Task statement
Extract each line of the records below that contains the word "Lector".

Record set
--------
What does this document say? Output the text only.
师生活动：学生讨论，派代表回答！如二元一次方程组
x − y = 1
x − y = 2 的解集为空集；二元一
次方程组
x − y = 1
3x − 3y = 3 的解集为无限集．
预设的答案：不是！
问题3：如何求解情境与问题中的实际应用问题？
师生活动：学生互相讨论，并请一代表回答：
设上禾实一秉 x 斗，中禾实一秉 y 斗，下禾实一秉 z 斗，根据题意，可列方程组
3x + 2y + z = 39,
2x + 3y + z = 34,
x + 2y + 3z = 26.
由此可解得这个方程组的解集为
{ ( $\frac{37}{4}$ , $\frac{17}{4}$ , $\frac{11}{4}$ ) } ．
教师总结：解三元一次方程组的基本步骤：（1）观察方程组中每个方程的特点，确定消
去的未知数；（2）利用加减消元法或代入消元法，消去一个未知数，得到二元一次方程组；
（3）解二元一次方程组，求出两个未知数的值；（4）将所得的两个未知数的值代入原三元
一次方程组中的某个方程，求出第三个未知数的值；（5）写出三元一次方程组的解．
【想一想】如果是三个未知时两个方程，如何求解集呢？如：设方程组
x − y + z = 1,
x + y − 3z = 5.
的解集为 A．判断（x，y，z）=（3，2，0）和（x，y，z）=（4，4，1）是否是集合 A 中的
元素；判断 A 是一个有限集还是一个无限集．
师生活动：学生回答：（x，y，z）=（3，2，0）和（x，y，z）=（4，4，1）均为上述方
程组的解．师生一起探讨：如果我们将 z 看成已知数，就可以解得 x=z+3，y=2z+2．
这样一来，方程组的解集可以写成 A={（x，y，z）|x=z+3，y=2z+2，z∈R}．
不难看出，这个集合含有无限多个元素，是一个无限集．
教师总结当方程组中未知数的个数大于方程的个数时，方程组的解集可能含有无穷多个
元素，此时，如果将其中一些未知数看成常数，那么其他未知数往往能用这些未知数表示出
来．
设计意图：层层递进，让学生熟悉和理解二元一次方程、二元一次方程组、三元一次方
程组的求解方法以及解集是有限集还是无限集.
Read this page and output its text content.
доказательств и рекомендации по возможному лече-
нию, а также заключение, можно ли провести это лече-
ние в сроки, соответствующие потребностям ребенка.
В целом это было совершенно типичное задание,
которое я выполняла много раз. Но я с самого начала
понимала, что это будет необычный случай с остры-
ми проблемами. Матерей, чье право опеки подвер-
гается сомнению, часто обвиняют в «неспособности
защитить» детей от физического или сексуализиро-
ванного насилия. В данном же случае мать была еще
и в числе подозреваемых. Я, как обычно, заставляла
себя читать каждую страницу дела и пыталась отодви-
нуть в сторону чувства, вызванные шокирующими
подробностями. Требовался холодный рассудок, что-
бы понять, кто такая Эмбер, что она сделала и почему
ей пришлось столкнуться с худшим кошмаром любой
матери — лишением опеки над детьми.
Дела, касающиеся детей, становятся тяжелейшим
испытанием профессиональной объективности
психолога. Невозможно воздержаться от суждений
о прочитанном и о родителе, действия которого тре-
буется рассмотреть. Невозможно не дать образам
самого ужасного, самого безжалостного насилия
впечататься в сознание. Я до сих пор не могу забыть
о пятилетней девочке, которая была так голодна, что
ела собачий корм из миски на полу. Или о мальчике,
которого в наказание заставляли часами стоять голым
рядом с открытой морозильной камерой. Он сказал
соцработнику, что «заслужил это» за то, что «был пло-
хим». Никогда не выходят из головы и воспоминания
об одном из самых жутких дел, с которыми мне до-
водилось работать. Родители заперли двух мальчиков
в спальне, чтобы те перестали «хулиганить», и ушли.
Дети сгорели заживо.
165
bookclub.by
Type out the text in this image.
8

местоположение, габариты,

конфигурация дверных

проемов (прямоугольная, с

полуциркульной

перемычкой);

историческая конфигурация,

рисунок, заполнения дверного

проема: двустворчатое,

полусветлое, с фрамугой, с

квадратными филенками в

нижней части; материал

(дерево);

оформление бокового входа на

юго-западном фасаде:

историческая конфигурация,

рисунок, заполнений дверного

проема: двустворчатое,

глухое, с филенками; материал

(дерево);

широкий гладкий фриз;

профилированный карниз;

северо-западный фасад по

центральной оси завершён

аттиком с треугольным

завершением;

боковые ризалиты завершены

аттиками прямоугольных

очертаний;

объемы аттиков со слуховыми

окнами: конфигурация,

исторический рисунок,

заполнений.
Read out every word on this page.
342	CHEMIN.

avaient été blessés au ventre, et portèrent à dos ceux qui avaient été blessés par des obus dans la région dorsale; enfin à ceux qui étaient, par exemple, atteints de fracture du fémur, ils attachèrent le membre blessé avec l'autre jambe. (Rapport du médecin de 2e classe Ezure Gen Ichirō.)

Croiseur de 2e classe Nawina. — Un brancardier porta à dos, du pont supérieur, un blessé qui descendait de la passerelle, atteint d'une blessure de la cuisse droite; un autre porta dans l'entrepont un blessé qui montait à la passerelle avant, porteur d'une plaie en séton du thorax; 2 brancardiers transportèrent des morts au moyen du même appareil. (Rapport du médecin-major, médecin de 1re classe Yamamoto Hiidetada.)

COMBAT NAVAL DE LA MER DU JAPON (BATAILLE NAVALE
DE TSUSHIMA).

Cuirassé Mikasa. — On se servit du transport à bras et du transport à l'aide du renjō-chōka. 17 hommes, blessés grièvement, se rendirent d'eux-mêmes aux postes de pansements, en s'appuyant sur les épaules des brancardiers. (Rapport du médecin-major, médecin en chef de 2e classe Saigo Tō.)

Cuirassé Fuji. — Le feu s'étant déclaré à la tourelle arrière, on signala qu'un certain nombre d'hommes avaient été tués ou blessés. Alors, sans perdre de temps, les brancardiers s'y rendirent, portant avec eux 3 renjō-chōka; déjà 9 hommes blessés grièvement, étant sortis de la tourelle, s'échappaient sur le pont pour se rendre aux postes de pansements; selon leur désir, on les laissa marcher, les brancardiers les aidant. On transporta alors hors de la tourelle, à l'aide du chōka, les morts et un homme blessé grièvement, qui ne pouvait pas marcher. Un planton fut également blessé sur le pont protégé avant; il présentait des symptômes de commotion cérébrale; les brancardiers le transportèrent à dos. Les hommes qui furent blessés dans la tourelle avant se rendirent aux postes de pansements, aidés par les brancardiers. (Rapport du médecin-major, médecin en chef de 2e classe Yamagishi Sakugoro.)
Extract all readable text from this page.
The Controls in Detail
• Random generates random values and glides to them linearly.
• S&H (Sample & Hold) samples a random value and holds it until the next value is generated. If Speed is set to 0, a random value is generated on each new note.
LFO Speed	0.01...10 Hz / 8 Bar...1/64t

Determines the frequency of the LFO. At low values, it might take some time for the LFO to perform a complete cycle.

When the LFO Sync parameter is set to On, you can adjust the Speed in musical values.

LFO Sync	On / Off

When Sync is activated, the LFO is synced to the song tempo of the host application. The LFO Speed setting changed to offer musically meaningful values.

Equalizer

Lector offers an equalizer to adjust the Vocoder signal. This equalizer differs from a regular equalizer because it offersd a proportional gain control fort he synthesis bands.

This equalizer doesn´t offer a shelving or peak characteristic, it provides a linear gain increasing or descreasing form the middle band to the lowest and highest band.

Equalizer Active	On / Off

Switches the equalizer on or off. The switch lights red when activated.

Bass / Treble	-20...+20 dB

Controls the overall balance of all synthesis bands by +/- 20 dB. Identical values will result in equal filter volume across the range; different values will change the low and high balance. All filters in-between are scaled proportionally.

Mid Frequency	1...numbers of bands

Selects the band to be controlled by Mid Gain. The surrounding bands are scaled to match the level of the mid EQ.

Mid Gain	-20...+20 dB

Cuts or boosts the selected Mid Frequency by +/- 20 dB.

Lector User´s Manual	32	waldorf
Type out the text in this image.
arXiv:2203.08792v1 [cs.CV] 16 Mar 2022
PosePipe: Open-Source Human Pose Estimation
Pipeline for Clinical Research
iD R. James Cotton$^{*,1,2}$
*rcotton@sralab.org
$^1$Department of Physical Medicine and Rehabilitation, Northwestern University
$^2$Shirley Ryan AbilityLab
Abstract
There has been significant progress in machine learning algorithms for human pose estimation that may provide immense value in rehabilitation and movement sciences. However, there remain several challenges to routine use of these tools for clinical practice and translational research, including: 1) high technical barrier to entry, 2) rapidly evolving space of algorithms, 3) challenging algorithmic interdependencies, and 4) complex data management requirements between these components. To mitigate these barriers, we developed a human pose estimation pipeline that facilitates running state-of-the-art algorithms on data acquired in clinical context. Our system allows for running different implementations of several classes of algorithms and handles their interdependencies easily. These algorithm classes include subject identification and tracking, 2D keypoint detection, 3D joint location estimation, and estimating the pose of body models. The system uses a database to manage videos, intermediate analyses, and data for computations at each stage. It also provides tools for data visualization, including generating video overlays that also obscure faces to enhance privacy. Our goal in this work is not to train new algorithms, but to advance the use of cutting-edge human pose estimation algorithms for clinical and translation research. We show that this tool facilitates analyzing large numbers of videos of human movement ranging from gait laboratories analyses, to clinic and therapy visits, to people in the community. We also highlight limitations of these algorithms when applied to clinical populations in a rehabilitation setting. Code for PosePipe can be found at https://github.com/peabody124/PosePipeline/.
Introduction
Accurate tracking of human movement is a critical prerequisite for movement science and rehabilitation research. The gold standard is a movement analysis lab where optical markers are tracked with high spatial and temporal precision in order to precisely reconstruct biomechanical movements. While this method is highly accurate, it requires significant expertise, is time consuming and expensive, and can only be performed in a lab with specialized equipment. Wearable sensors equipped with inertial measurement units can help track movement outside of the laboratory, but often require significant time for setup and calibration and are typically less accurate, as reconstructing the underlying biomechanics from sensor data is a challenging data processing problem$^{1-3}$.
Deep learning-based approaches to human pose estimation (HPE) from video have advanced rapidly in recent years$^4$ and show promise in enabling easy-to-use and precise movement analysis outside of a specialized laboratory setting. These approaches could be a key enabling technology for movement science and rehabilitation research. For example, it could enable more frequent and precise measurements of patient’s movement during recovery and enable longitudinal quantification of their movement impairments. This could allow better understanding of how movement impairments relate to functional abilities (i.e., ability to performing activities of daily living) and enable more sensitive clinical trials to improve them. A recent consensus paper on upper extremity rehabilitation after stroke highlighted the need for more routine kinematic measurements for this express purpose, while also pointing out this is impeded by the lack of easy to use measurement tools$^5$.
--------
Answer for the task
Lector offers an equalizer to adjust the Vocoder signal. This equalizer differs from a regular equalizer because it offersd a proportional gain control fort he synthesis bands.
Lector User´s Manual	32	waldorf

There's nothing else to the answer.